#### [EXTRACTED DATA]
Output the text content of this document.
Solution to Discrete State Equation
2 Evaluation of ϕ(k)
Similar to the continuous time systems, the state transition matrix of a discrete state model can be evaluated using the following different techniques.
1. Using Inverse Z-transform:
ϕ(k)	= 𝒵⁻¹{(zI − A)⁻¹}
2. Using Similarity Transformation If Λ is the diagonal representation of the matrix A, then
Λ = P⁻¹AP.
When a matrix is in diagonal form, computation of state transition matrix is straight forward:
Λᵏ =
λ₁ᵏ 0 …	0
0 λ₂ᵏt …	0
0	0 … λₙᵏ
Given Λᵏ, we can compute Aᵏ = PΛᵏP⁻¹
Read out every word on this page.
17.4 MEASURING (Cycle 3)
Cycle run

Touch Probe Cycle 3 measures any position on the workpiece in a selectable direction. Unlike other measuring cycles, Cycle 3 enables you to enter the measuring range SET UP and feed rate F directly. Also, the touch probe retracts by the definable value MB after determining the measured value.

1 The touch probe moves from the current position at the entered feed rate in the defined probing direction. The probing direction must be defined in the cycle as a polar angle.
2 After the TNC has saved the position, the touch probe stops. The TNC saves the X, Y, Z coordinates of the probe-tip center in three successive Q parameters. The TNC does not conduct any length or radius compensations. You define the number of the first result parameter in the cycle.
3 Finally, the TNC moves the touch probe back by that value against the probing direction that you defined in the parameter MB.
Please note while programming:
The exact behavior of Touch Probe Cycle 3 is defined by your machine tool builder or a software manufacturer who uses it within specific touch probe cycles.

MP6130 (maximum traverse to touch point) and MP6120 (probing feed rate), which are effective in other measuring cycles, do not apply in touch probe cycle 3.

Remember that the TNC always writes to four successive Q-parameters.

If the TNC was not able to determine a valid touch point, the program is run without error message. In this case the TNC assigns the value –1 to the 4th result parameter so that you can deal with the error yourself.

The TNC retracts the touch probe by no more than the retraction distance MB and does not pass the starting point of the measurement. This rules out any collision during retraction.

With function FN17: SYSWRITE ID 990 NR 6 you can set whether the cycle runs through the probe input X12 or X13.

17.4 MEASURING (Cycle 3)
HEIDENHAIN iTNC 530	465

#### [PROBLEM STATEMENT]
State how many lines of the records hold the string "successive", and nothing else.

#### [TASK ANSWER]
2